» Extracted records
########
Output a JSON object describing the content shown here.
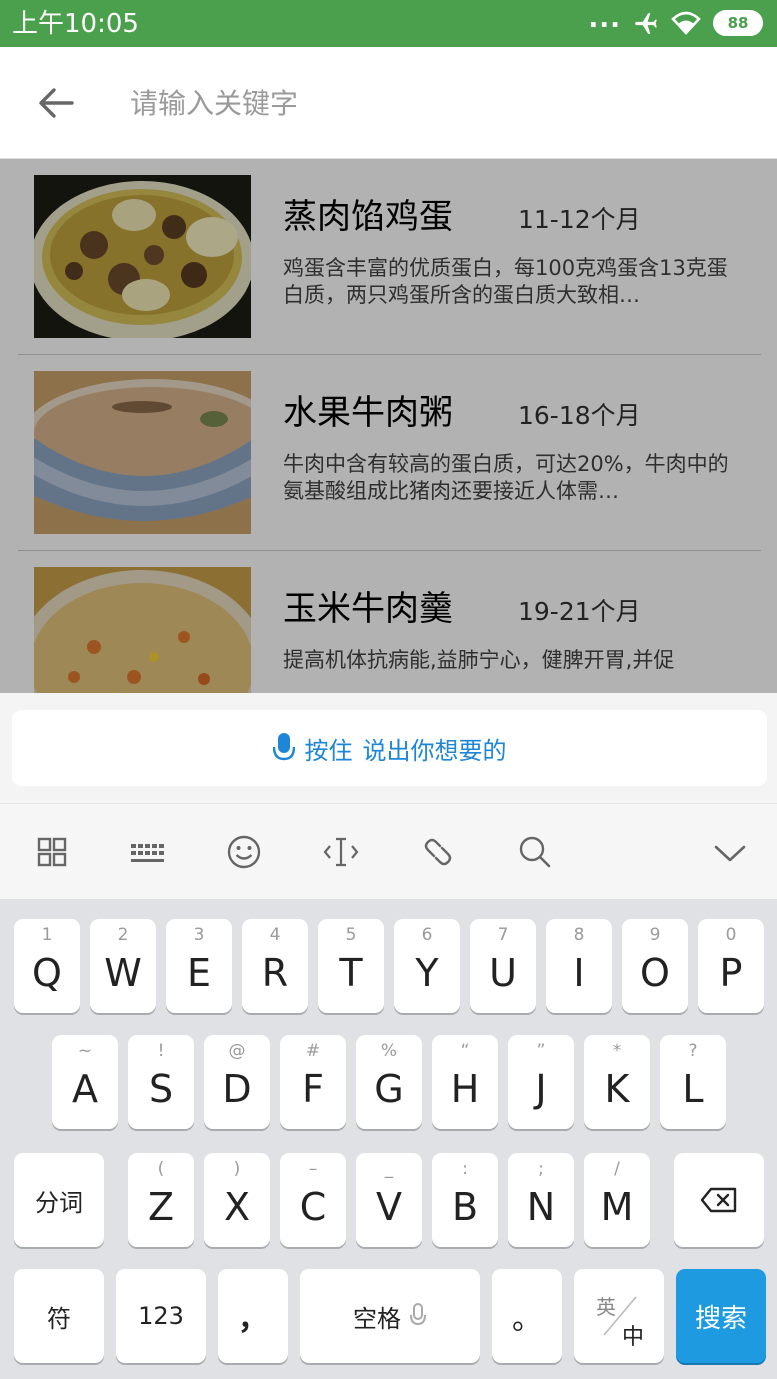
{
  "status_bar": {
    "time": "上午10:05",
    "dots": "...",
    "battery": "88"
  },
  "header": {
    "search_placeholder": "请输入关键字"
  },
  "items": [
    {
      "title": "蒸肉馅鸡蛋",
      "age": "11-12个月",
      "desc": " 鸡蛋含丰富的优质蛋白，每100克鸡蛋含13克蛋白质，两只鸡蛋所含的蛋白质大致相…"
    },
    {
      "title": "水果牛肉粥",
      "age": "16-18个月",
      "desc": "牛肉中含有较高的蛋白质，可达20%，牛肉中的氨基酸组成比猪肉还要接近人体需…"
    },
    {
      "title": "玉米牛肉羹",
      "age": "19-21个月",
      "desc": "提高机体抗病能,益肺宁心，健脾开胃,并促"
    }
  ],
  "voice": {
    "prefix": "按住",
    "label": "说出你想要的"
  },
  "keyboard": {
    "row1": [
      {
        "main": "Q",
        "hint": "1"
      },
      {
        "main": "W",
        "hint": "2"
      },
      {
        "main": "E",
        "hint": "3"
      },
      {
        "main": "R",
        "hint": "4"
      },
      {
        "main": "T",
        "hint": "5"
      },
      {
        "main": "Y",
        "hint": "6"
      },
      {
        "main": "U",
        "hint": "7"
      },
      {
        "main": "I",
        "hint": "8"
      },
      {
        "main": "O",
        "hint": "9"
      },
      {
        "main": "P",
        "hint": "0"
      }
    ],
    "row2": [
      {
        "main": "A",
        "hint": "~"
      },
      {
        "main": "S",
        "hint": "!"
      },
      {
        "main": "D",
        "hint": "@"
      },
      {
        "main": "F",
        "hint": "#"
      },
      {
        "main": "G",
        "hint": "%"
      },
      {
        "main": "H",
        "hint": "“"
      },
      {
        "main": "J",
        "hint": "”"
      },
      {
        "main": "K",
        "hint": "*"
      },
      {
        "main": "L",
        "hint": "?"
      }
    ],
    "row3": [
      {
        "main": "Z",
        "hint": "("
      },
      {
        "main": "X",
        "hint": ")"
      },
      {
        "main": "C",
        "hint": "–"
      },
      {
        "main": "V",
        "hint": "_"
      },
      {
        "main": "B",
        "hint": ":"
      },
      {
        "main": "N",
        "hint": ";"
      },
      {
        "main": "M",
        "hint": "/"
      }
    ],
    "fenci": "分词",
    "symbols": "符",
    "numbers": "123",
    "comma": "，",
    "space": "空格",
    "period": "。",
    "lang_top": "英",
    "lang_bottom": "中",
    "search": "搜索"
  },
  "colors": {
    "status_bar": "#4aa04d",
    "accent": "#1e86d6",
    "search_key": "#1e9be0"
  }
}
########
» EXERCISE DESCRIPTION
Quote every line of the records above exactly; no picture is to be copied.

» EXERCISE RESULT
Output a JSON object describing the content shown here.
{
  "status_bar": {
    "time": "上午10:05",
    "dots": "...",
    "battery": "88"
  },
  "header": {
    "search_placeholder": "请输入关键字"
  },
  "items": [
    {
      "title": "蒸肉馅鸡蛋",
      "age": "11-12个月",
      "desc": " 鸡蛋含丰富的优质蛋白，每100克鸡蛋含13克蛋白质，两只鸡蛋所含的蛋白质大致相…"
    },
    {
      "title": "水果牛肉粥",
      "age": "16-18个月",
      "desc": "牛肉中含有较高的蛋白质，可达20%，牛肉中的氨基酸组成比猪肉还要接近人体需…"
    },
    {
      "title": "玉米牛肉羹",
      "age": "19-21个月",
      "desc": "提高机体抗病能,益肺宁心，健脾开胃,并促"
    }
  ],
  "voice": {
    "prefix": "按住",
    "label": "说出你想要的"
  },
  "keyboard": {
    "row1": [
      {
        "main": "Q",
        "hint": "1"
      },
      {
        "main": "W",
        "hint": "2"
      },
      {
        "main": "E",
        "hint": "3"
      },
      {
        "main": "R",
        "hint": "4"
      },
      {
        "main": "T",
        "hint": "5"
      },
      {
        "main": "Y",
        "hint": "6"
      },
      {
        "main": "U",
        "hint": "7"
      },
      {
        "main": "I",
        "hint": "8"
      },
      {
        "main": "O",
        "hint": "9"
      },
      {
        "main": "P",
        "hint": "0"
      }
    ],
    "row2": [
      {
        "main": "A",
        "hint": "~"
      },
      {
        "main": "S",
        "hint": "!"
      },
      {
        "main": "D",
        "hint": "@"
      },
      {
        "main": "F",
        "hint": "#"
      },
      {
        "main": "G",
        "hint": "%"
      },
      {
        "main": "H",
        "hint": "“"
      },
      {
        "main": "J",
        "hint": "”"
      },
      {
        "main": "K",
        "hint": "*"
      },
      {
        "main": "L",
        "hint": "?"
      }
    ],
    "row3": [
      {
        "main": "Z",
        "hint": "("
      },
      {
        "main": "X",
        "hint": ")"
      },
      {
        "main": "C",
        "hint": "–"
      },
      {
        "main": "V",
        "hint": "_"
      },
      {
        "main": "B",
        "hint": ":"
      },
      {
        "main": "N",
        "hint": ";"
      },
      {
        "main": "M",
        "hint": "/"
      }
    ],
    "fenci": "分词",
    "symbols": "符",
    "numbers": "123",
    "comma": "，",
    "space": "空格",
    "period": "。",
    "lang_top": "英",
    "lang_bottom": "中",
    "search": "搜索"
  },
  "colors": {
    "status_bar": "#4aa04d",
    "accent": "#1e86d6",
    "search_key": "#1e9be0"
  }
}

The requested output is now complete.